#### GOAL 1
Answer these questions from the Mississippi riverboat text:
(a) What was Commodore Davidson's line of steamers called, and between which two cities did it run?
(b) How much did the steamer Davenport clear during the 1865 season?
(c) What does the text give as the immediate cause of the falling off in 1866?
#### GOAL 2
Rewrite the stretch of the Mississippi riverboat text from "The raft crew" through "and Hawkeye State.", putting "first-rate" in place of "first-class".

#### SELECTED EXTRACT

Old Times On the
Mississippi
By J. D. Barnes
Feb. 21, 1935
Writer’s Experience as a
Riverman
At the period of which I write the old
Northern Packet Co., was at high tide. About all the business
done between the cities of St. Louis and St. Paul was carried
by the Northern Line. Commodore Davidson, however, had a line
of fine steamers known as the White Collar Line plying between
La Crosse and St. Paul, but they did little or no business
compared with the Northern Line.
At that time there was no railroads on either
side of the river. Everything had to be transported by boats.
The raft crew and their kits in those days was an important
item in the packet business. Following are the boats of the
Northern Line at the time and they were first-class in every
particular: The Davenport, Muscatine, Burlington, Keokuk,
Canada Reserve and a little later came the Rock Island,
Dubuque, Clinton, Sucker State and Hawkeye State.
The earnings of some of these boats were
enormous, for instance, the steamer Davenport during the
season of 1865, cleared $60,000 over and above expenses and
the other boats of the line from $45,000 to $50,000 each but
there was a slight falling off in 1866, the immediate cause
being the close of the war. However, notwithstanding the
falling off, the great Northern Line Packet Co., was getting
rich a little too fast and as a natural result had become
avaricious means as the following circumstance will show.

#### SOURCE MATERIAL
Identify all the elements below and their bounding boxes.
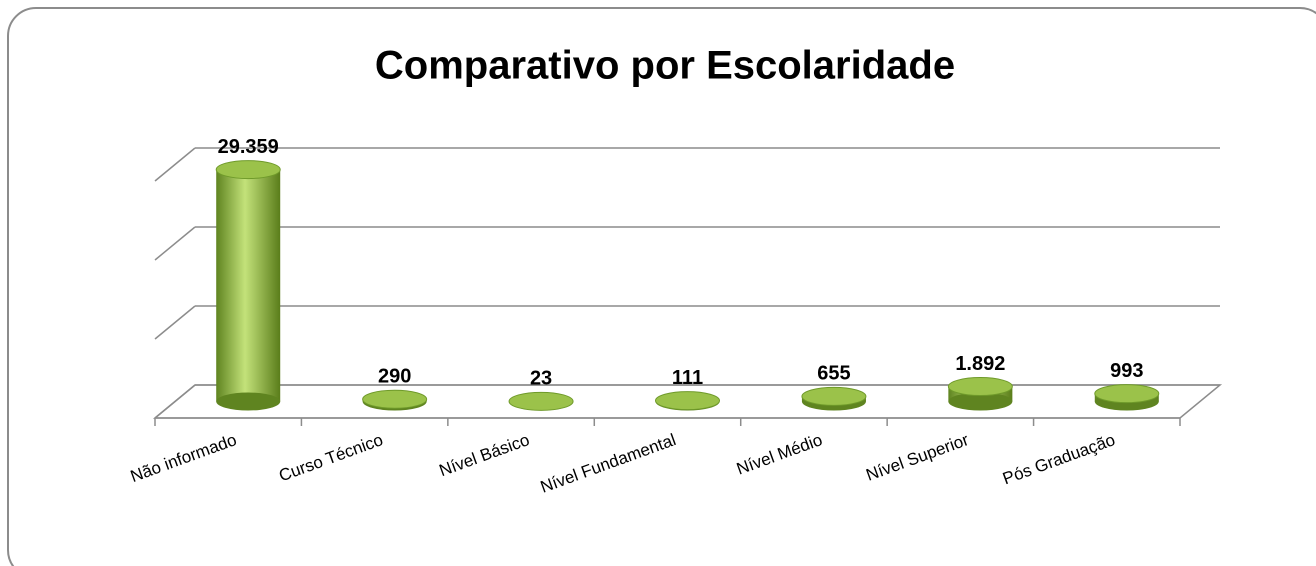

#### WRITTEN REPLY 1
(a) It was called the White Collar Line, and it ran between La Crosse and St. Paul.
(b) The Davenport cleared $60,000 over and above expenses.
(c) The immediate cause was the close of the war.

#### WRITTEN REPLY 2
The raft crew and their kits in those days was an important
item in the packet business. Following are the boats of the
Northern Line at the time and they were first-rate in every
particular: The Davenport, Muscatine, Burlington, Keokuk,
Canada Reserve and a little later came the Rock Island,
Dubuque, Clinton, Sucker State and Hawkeye State.